Each entry that follows must be output without any deviation.

>> Begin

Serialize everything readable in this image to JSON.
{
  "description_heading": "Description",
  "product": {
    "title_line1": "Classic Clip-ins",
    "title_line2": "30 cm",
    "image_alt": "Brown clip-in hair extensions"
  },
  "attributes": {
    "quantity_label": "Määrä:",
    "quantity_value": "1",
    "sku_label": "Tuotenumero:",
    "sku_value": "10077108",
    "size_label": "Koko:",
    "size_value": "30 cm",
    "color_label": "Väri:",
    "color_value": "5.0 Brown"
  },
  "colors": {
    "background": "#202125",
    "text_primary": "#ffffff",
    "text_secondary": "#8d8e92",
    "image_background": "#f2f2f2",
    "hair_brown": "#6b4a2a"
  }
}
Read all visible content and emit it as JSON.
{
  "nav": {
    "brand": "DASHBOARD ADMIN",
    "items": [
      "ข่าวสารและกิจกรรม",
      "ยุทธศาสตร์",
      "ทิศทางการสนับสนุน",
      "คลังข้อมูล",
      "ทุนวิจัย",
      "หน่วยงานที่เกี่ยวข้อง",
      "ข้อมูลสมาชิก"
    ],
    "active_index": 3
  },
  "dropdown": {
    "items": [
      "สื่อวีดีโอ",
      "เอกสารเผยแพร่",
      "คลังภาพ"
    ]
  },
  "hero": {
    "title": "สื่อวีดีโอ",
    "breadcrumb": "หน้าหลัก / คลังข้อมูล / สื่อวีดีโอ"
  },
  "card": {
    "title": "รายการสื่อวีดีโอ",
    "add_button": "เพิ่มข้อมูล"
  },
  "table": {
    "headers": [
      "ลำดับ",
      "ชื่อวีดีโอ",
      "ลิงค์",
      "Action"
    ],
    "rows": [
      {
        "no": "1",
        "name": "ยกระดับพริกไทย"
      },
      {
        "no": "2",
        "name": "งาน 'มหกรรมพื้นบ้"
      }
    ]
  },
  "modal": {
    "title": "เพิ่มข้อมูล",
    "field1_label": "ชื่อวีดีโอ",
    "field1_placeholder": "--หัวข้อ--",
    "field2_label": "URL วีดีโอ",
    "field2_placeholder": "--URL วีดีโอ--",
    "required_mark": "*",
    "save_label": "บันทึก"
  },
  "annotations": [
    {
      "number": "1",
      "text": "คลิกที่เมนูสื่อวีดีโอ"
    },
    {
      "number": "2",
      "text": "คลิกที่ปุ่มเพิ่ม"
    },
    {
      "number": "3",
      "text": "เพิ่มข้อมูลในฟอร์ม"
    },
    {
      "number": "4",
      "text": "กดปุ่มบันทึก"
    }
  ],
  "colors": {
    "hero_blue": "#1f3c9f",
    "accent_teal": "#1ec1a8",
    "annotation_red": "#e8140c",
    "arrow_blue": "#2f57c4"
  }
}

>> End

Answer to the problem —
Serialize everything readable in this image to JSON.
{
  "description_heading": "Description",
  "product": {
    "title_line1": "Classic Clip-ins",
    "title_line2": "30 cm",
    "image_alt": "Brown clip-in hair extensions"
  },
  "attributes": {
    "quantity_label": "Määrä:",
    "quantity_value": "1",
    "sku_label": "Tuotenumero:",
    "sku_value": "10077108",
    "size_label": "Koko:",
    "size_value": "30 cm",
    "color_label": "Väri:",
    "color_value": "5.0 Brown"
  },
  "colors": {
    "background": "#202125",
    "text_primary": "#ffffff",
    "text_secondary": "#8d8e92",
    "image_background": "#f2f2f2",
    "hair_brown": "#6b4a2a"
  }
}
Read all visible content and emit it as JSON.
{
  "nav": {
    "brand": "DASHBOARD ADMIN",
    "items": [
      "ข่าวสารและกิจกรรม",
      "ยุทธศาสตร์",
      "ทิศทางการสนับสนุน",
      "คลังข้อมูล",
      "ทุนวิจัย",
      "หน่วยงานที่เกี่ยวข้อง",
      "ข้อมูลสมาชิก"
    ],
    "active_index": 3
  },
  "dropdown": {
    "items": [
      "สื่อวีดีโอ",
      "เอกสารเผยแพร่",
      "คลังภาพ"
    ]
  },
  "hero": {
    "title": "สื่อวีดีโอ",
    "breadcrumb": "หน้าหลัก / คลังข้อมูล / สื่อวีดีโอ"
  },
  "card": {
    "title": "รายการสื่อวีดีโอ",
    "add_button": "เพิ่มข้อมูล"
  },
  "table": {
    "headers": [
      "ลำดับ",
      "ชื่อวีดีโอ",
      "ลิงค์",
      "Action"
    ],
    "rows": [
      {
        "no": "1",
        "name": "ยกระดับพริกไทย"
      },
      {
        "no": "2",
        "name": "งาน 'มหกรรมพื้นบ้"
      }
    ]
  },
  "modal": {
    "title": "เพิ่มข้อมูล",
    "field1_label": "ชื่อวีดีโอ",
    "field1_placeholder": "--หัวข้อ--",
    "field2_label": "URL วีดีโอ",
    "field2_placeholder": "--URL วีดีโอ--",
    "required_mark": "*",
    "save_label": "บันทึก"
  },
  "annotations": [
    {
      "number": "1",
      "text": "คลิกที่เมนูสื่อวีดีโอ"
    },
    {
      "number": "2",
      "text": "คลิกที่ปุ่มเพิ่ม"
    },
    {
      "number": "3",
      "text": "เพิ่มข้อมูลในฟอร์ม"
    },
    {
      "number": "4",
      "text": "กดปุ่มบันทึก"
    }
  ],
  "colors": {
    "hero_blue": "#1f3c9f",
    "accent_teal": "#1ec1a8",
    "annotation_red": "#e8140c",
    "arrow_blue": "#2f57c4"
  }
}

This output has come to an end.